_Instructions to follow:_
Isolate every line in the data with the string "Francisco" and copy it.

-- Rows start --

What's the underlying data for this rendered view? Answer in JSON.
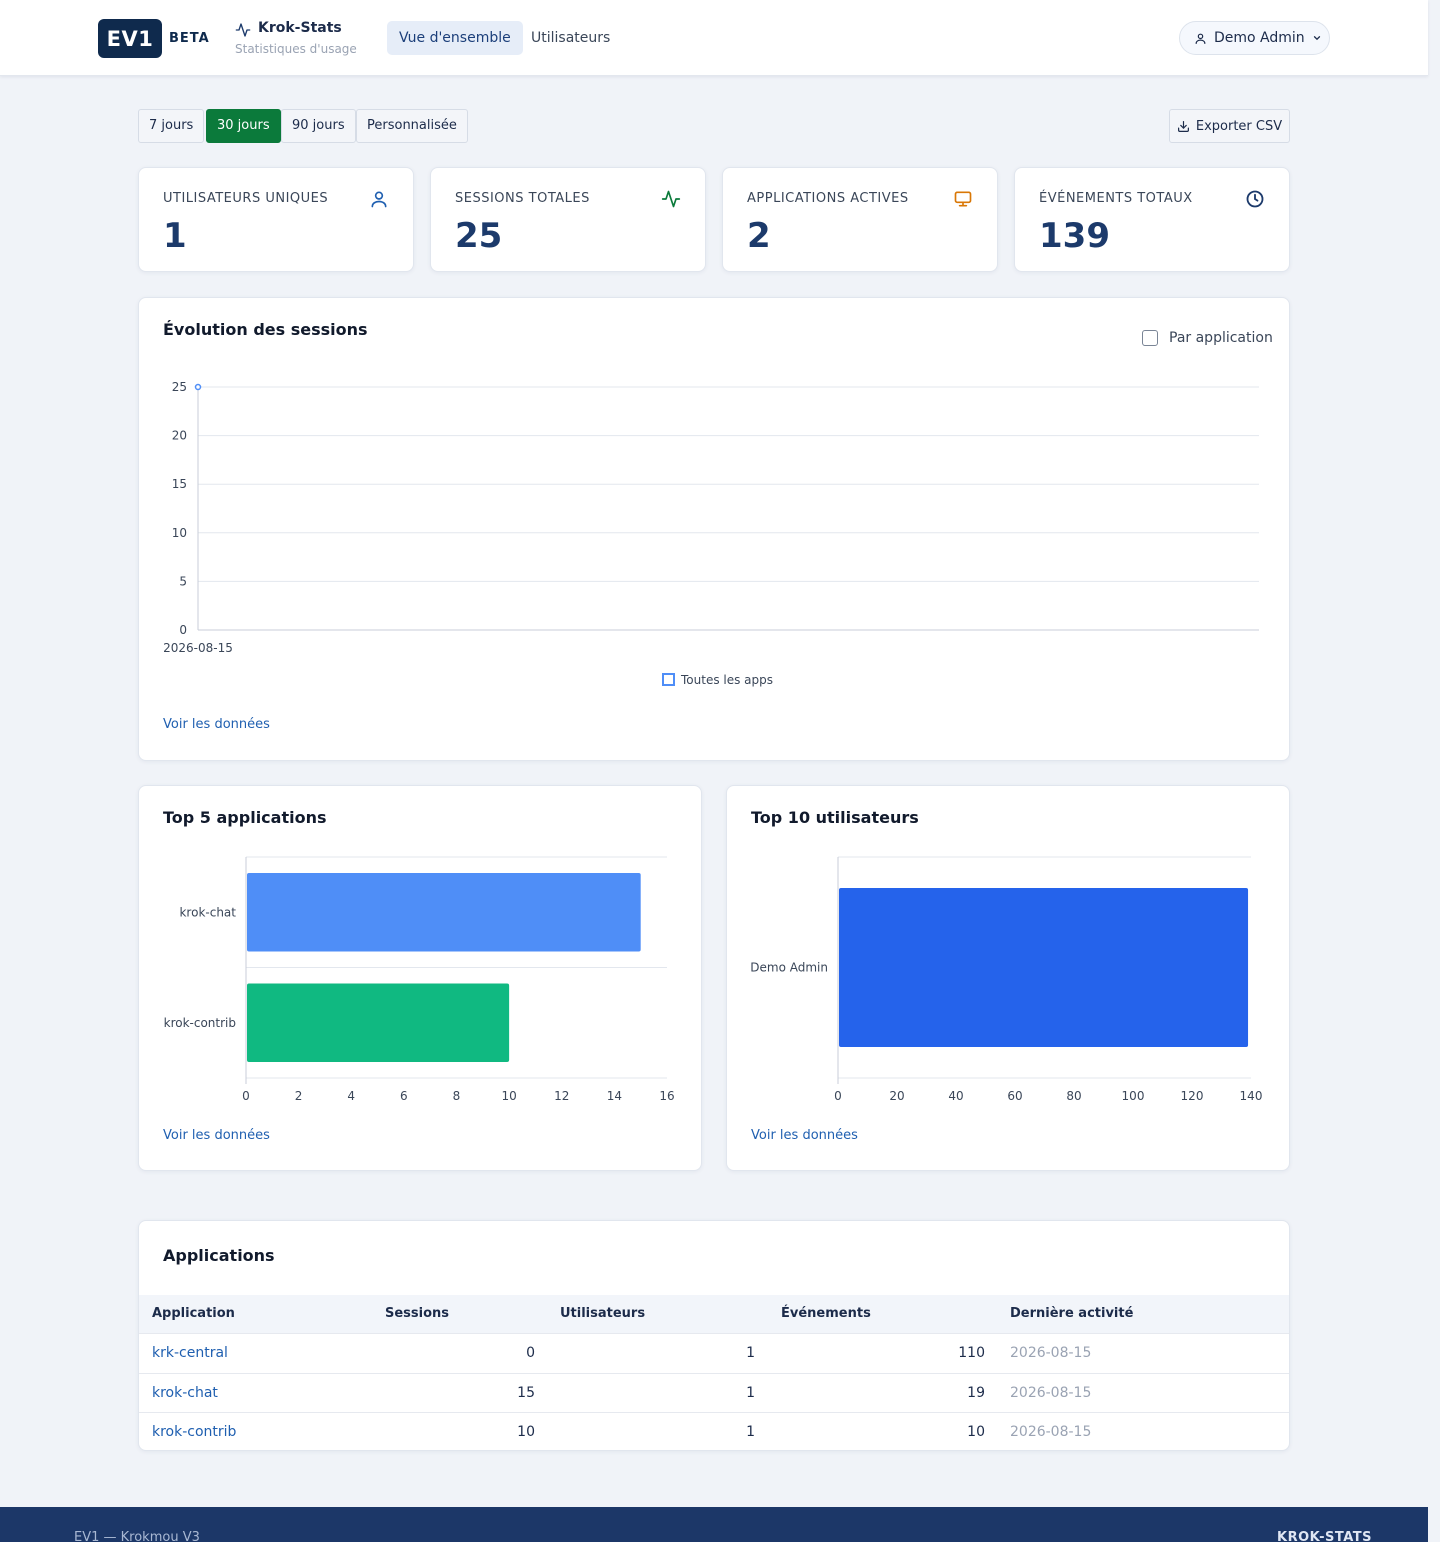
{
  "header": {
    "logo": "EV1",
    "beta": "BETA",
    "brand_title": "Krok-Stats",
    "brand_subtitle": "Statistiques d'usage",
    "nav": [
      {
        "label": "Vue d'ensemble",
        "active": true
      },
      {
        "label": "Utilisateurs",
        "active": false
      }
    ],
    "user": "Demo Admin"
  },
  "periods": [
    {
      "label": "7 jours",
      "active": false
    },
    {
      "label": "30 jours",
      "active": true
    },
    {
      "label": "90 jours",
      "active": false
    },
    {
      "label": "Personnalisée",
      "active": false
    }
  ],
  "export_label": "Exporter CSV",
  "stats": [
    {
      "label": "UTILISATEURS UNIQUES",
      "value": "1",
      "icon": "user-icon",
      "color": "#1f5fb0"
    },
    {
      "label": "SESSIONS TOTALES",
      "value": "25",
      "icon": "activity-icon",
      "color": "#0b7a3b"
    },
    {
      "label": "APPLICATIONS ACTIVES",
      "value": "2",
      "icon": "monitor-icon",
      "color": "#d97706"
    },
    {
      "label": "ÉVÉNEMENTS TOTAUX",
      "value": "139",
      "icon": "clock-icon",
      "color": "#1c3a6b"
    }
  ],
  "sessions_chart": {
    "title": "Évolution des sessions",
    "checkbox_label": "Par application",
    "link": "Voir les données"
  },
  "top_apps": {
    "title": "Top 5 applications",
    "link": "Voir les données"
  },
  "top_users": {
    "title": "Top 10 utilisateurs",
    "link": "Voir les données"
  },
  "chart_data": [
    {
      "type": "line",
      "x": [
        "2026-08-15"
      ],
      "series": [
        {
          "name": "Toutes les apps",
          "values": [
            25
          ],
          "color": "#4f8ef7"
        }
      ],
      "ylim": [
        0,
        25
      ],
      "yticks": [
        0,
        5,
        10,
        15,
        20,
        25
      ],
      "grid": true,
      "legend": "bottom"
    },
    {
      "type": "bar",
      "orientation": "horizontal",
      "categories": [
        "krok-chat",
        "krok-contrib"
      ],
      "values": [
        15,
        10
      ],
      "colors": [
        "#4f8ef7",
        "#10b981"
      ],
      "xlim": [
        0,
        16
      ],
      "xticks": [
        0,
        2,
        4,
        6,
        8,
        10,
        12,
        14,
        16
      ]
    },
    {
      "type": "bar",
      "orientation": "horizontal",
      "categories": [
        "Demo Admin"
      ],
      "values": [
        139
      ],
      "colors": [
        "#2563eb"
      ],
      "xlim": [
        0,
        140
      ],
      "xticks": [
        0,
        20,
        40,
        60,
        80,
        100,
        120,
        140
      ]
    }
  ],
  "table": {
    "title": "Applications",
    "columns": [
      "Application",
      "Sessions",
      "Utilisateurs",
      "Événements",
      "Dernière activité"
    ],
    "rows": [
      {
        "app": "krk-central",
        "sessions": "0",
        "users": "1",
        "events": "110",
        "last": "2026-08-15"
      },
      {
        "app": "krok-chat",
        "sessions": "15",
        "users": "1",
        "events": "19",
        "last": "2026-08-15"
      },
      {
        "app": "krok-contrib",
        "sessions": "10",
        "users": "1",
        "events": "10",
        "last": "2026-08-15"
      }
    ]
  },
  "footer": {
    "left": "EV1 — Krokmou V3",
    "right": "KROK-STATS"
  }
}
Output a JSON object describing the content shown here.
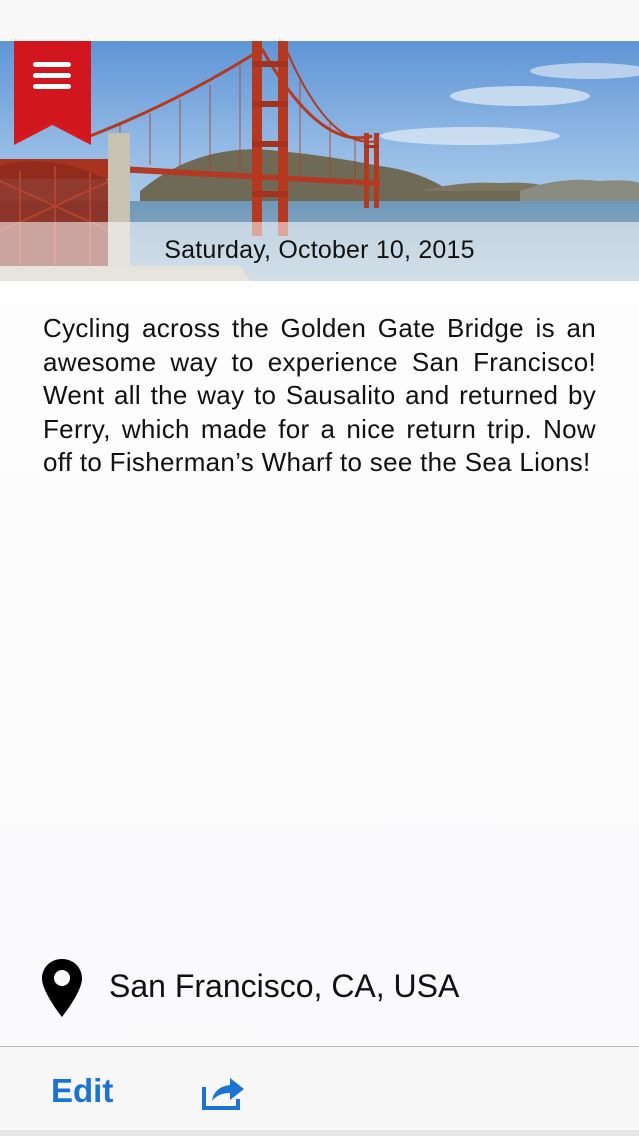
{
  "header": {
    "date": "Saturday, October 10, 2015",
    "photo": "golden-gate-bridge-photo",
    "menu_icon": "hamburger-menu-icon"
  },
  "entry": {
    "text": "Cycling across the Golden Gate Bridge is an awesome way to experience San Francisco! Went all the way to Sausalito and returned by Ferry, which made for a nice return trip. Now off to Fisherman’s Wharf to see the Sea Lions!"
  },
  "location": {
    "icon": "map-pin-icon",
    "label": "San Francisco, CA, USA"
  },
  "toolbar": {
    "edit_label": "Edit",
    "share_icon": "share-icon"
  },
  "colors": {
    "accent": "#1a73d6",
    "ribbon": "#d7191f",
    "text": "#111111"
  }
}
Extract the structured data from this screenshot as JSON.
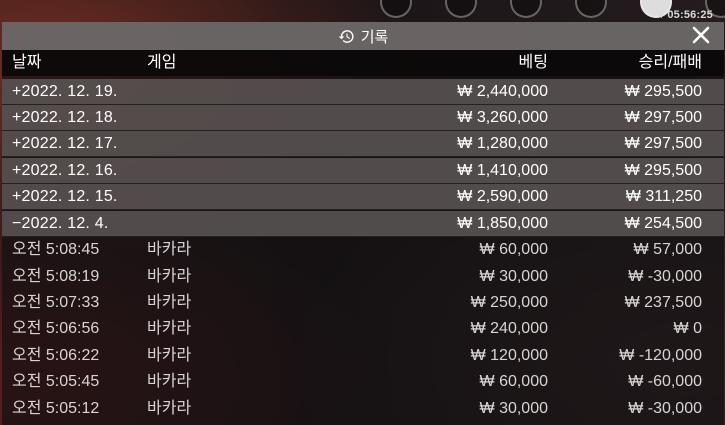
{
  "clock": "# 05:56:25",
  "title": "기록",
  "header": {
    "date": "날짜",
    "game": "게임",
    "bet": "베팅",
    "winloss": "승리/패배"
  },
  "summary_rows": [
    {
      "date": "+2022. 12. 19.",
      "bet": "₩ 2,440,000",
      "win": "₩ 295,500"
    },
    {
      "date": "+2022. 12. 18.",
      "bet": "₩ 3,260,000",
      "win": "₩ 297,500"
    },
    {
      "date": "+2022. 12. 17.",
      "bet": "₩ 1,280,000",
      "win": "₩ 297,500"
    },
    {
      "date": "+2022. 12. 16.",
      "bet": "₩ 1,410,000",
      "win": "₩ 295,500"
    },
    {
      "date": "+2022. 12. 15.",
      "bet": "₩ 2,590,000",
      "win": "₩ 311,250"
    },
    {
      "date": "−2022. 12. 4.",
      "bet": "₩ 1,850,000",
      "win": "₩ 254,500"
    }
  ],
  "detail_rows": [
    {
      "time": "오전 5:08:45",
      "game": "바카라",
      "bet": "₩ 60,000",
      "win": "₩ 57,000"
    },
    {
      "time": "오전 5:08:19",
      "game": "바카라",
      "bet": "₩ 30,000",
      "win": "₩ -30,000"
    },
    {
      "time": "오전 5:07:33",
      "game": "바카라",
      "bet": "₩ 250,000",
      "win": "₩ 237,500"
    },
    {
      "time": "오전 5:06:56",
      "game": "바카라",
      "bet": "₩ 240,000",
      "win": "₩ 0"
    },
    {
      "time": "오전 5:06:22",
      "game": "바카라",
      "bet": "₩ 120,000",
      "win": "₩ -120,000"
    },
    {
      "time": "오전 5:05:45",
      "game": "바카라",
      "bet": "₩ 60,000",
      "win": "₩ -60,000"
    },
    {
      "time": "오전 5:05:12",
      "game": "바카라",
      "bet": "₩ 30,000",
      "win": "₩ -30,000"
    }
  ],
  "icons": {
    "title_icon": "history-icon",
    "close_icon": "close-icon"
  }
}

-- Rows end --

_Exercise result:_
    "text": "Cycling across the Golden Gate Bridge is an awesome way to experience San Francisco! Went all the way to Sausalito and returned by Ferry, which made for a nice return trip. Now off to Fisherman’s Wharf to see the Sea Lions!"
    "label": "San Francisco, CA, USA"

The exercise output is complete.